## Task requirements
All lines featuring the string "template" are to be listed.

## Figure record extracts
........
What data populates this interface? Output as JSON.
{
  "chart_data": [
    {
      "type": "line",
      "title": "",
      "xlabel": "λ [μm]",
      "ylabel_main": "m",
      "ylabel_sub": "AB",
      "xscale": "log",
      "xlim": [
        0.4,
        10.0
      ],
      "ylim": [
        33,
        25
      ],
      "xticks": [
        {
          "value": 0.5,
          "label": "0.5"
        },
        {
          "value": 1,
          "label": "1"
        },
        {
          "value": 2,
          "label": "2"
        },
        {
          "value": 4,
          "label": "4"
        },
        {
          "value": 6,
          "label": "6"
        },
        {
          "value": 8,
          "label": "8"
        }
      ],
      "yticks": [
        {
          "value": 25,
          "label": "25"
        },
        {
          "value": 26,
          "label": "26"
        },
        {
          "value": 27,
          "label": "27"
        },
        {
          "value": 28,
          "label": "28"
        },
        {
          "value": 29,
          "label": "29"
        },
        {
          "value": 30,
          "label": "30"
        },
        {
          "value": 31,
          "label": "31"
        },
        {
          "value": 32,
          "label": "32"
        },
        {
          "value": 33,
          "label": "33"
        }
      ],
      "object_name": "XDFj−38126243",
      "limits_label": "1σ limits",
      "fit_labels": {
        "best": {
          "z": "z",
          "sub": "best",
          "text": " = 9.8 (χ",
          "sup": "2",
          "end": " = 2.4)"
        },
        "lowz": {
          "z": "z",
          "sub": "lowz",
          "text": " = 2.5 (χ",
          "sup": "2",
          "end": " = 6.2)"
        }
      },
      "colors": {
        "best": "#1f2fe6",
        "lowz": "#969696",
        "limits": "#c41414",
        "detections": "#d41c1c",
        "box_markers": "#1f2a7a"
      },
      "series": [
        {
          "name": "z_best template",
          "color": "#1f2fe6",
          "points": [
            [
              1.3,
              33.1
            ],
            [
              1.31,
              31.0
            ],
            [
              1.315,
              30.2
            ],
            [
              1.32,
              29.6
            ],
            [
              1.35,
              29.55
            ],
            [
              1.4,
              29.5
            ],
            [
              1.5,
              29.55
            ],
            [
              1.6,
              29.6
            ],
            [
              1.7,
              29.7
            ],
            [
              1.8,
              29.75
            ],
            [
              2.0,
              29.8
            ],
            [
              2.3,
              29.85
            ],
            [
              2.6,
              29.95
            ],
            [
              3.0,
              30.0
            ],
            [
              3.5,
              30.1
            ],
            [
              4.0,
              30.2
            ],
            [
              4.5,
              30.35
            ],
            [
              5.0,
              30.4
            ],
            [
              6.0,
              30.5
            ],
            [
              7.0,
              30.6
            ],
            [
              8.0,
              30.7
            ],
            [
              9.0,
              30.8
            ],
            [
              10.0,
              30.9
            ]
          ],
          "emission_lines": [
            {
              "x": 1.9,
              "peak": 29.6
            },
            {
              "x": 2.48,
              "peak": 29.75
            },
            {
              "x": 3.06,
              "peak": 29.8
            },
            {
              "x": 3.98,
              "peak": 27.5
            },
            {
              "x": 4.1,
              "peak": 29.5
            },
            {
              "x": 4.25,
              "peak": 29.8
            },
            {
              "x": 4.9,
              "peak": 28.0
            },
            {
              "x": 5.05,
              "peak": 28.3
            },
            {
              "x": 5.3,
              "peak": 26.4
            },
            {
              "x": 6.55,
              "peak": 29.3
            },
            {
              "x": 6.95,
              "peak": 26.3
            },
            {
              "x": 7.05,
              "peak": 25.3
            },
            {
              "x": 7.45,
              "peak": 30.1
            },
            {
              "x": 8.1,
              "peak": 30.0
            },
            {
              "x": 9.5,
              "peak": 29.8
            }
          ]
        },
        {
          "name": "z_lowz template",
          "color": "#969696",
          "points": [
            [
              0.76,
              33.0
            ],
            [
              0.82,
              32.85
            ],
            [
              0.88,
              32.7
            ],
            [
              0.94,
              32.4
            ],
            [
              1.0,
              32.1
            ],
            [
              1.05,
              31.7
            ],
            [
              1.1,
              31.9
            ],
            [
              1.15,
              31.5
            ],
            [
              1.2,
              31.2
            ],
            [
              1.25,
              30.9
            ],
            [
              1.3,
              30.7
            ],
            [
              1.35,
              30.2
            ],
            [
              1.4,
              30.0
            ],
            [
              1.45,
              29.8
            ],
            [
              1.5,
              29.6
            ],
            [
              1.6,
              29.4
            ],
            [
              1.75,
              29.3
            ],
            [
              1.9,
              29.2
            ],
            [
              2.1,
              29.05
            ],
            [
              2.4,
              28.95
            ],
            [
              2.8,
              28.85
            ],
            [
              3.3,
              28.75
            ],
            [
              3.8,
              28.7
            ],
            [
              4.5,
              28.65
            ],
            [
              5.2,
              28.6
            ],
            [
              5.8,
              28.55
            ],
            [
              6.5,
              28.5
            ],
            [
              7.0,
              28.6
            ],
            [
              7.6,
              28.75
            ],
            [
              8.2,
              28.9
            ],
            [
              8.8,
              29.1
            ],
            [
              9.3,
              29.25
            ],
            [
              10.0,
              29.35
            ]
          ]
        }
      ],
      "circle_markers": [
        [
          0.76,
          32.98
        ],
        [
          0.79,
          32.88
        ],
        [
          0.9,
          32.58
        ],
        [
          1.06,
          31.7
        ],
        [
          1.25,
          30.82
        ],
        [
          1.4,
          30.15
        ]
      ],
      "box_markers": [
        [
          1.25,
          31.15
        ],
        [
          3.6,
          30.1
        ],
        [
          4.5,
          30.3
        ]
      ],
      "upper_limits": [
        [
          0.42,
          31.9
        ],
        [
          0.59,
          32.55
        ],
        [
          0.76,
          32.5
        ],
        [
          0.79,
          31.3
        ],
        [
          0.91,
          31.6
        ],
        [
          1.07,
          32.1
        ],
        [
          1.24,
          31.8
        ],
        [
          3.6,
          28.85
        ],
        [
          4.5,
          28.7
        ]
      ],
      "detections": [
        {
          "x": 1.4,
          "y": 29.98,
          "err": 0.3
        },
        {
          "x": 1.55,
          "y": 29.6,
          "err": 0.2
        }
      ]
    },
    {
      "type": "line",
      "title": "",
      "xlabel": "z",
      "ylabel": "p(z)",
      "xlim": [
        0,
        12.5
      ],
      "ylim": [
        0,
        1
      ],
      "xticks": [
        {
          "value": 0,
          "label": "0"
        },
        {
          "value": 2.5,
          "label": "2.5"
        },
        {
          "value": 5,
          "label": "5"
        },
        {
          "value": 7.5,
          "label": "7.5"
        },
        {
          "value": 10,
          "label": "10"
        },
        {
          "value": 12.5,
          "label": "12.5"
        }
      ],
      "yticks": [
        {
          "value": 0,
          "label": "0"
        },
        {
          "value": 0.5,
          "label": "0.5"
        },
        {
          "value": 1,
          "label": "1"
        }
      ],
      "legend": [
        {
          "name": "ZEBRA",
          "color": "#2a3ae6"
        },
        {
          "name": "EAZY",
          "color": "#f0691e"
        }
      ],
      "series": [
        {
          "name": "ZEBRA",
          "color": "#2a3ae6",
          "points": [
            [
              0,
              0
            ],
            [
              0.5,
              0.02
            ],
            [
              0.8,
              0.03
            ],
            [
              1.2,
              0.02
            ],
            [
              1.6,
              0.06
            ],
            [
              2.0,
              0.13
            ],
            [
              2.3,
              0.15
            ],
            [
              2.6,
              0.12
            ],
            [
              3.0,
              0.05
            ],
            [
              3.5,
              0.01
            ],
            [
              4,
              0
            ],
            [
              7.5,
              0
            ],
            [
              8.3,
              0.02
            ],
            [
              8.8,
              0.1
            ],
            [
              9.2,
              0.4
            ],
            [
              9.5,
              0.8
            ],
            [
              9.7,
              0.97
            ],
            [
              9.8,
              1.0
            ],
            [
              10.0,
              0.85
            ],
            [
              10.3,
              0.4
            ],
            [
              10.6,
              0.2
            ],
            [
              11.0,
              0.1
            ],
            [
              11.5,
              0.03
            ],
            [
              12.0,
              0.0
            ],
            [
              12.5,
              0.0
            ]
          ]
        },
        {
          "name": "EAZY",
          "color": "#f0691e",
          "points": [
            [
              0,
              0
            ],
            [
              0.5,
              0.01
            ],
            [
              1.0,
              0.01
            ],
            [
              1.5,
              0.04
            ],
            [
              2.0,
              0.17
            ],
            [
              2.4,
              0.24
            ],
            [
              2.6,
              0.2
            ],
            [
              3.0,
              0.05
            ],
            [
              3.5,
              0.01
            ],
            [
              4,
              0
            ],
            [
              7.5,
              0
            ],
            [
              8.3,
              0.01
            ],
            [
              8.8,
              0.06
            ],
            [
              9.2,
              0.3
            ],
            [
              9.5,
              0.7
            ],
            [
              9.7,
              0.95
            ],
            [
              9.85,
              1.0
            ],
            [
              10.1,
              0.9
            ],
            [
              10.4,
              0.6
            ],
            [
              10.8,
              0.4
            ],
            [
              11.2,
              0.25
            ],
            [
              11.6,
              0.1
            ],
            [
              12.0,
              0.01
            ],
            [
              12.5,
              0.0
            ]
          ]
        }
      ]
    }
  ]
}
........
## Right answer
          "name": "z_best template",
          "name": "z_lowz template",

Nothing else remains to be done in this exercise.